> **TEXT EXCERPT**:
_ _ _

Thursday, October 23, 2025

CROCKPOT CARNE CON PAPAS WITH MEXICAN RICE

I'm guessing I'm the only one still checking this blog and using the recipes from it but in the unlikely event that someone else is still using this blog, let me just recommend to you this dish that I am posting today! It was AMAZING and the perfect meal for a busy day where I knew I would not have time late in the day to get dinner made.

This is a spicy stew-like dish served with Mexican rice and tortillas. You could make a burrito out of it if you want (some of our boys did) but I just scooped the rice and meat up with a tortilla. However you eat it, I hope you enjoy it as much as we did! I got this recipe from the IG account Isabel Eats. And if you're still reading, hello from the Petersons! We love you!

_ _ _

> **TASK ITEM A**:
Answer these about the carne con papas blog post, one line each:
(i) What two things is the dish served with?
(ii) What Instagram account was the recipe taken from?
(iii) On what date was the post published?
> **TASK ITEM B**:
Reproduce the stretch of the carne con papas blog post from "This is a spicy" through "We love you!", unchanged.

_ _ _

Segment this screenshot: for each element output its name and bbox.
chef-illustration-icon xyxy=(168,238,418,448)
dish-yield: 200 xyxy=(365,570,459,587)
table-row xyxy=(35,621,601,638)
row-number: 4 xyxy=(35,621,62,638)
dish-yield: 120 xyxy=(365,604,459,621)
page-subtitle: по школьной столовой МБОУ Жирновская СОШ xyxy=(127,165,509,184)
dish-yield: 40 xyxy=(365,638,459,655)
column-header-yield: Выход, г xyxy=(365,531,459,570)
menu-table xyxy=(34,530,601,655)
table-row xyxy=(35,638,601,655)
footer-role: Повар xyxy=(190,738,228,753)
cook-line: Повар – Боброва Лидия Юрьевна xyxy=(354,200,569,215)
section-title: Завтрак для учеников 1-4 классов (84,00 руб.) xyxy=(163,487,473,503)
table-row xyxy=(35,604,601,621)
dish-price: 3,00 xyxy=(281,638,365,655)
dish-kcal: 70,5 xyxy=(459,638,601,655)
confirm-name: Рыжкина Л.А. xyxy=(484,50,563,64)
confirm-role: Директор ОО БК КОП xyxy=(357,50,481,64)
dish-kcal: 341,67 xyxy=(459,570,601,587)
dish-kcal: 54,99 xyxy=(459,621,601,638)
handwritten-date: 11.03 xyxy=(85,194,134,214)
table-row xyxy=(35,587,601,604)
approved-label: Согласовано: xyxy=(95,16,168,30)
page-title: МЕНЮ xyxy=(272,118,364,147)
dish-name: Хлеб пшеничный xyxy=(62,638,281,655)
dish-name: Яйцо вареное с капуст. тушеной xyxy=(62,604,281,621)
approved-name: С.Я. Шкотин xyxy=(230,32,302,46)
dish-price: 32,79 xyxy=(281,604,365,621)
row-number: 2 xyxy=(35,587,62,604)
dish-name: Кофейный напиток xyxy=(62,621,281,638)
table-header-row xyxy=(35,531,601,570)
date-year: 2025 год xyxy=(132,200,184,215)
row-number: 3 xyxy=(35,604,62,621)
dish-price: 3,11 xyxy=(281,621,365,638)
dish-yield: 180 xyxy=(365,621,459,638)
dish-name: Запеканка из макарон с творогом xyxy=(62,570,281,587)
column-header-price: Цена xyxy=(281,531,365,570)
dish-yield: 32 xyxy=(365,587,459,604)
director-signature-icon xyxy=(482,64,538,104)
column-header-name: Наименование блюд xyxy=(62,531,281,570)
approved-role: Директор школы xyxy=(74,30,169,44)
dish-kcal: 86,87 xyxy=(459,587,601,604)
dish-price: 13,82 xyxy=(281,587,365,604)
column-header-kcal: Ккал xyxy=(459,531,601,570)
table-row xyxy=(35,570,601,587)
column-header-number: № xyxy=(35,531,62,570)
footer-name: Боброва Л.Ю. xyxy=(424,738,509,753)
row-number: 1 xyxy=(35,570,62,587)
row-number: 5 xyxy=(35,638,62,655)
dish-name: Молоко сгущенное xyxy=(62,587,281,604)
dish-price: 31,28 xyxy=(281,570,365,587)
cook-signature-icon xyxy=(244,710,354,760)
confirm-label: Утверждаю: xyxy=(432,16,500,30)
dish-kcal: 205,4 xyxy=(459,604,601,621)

_ _ _

> **OUTPUT A**:
(i) Mexican rice and tortillas
(ii) Isabel Eats
(iii) Thursday, October 23, 2025

> **OUTPUT B**:
This is a spicy stew-like dish served with Mexican rice and tortillas. You could make a burrito out of it if you want (some of our boys did) but I just scooped the rice and meat up with a tortilla. However you eat it, I hope you enjoy it as much as we did! I got this recipe from the IG account Isabel Eats. And if you're still reading, hello from the Petersons! We love you!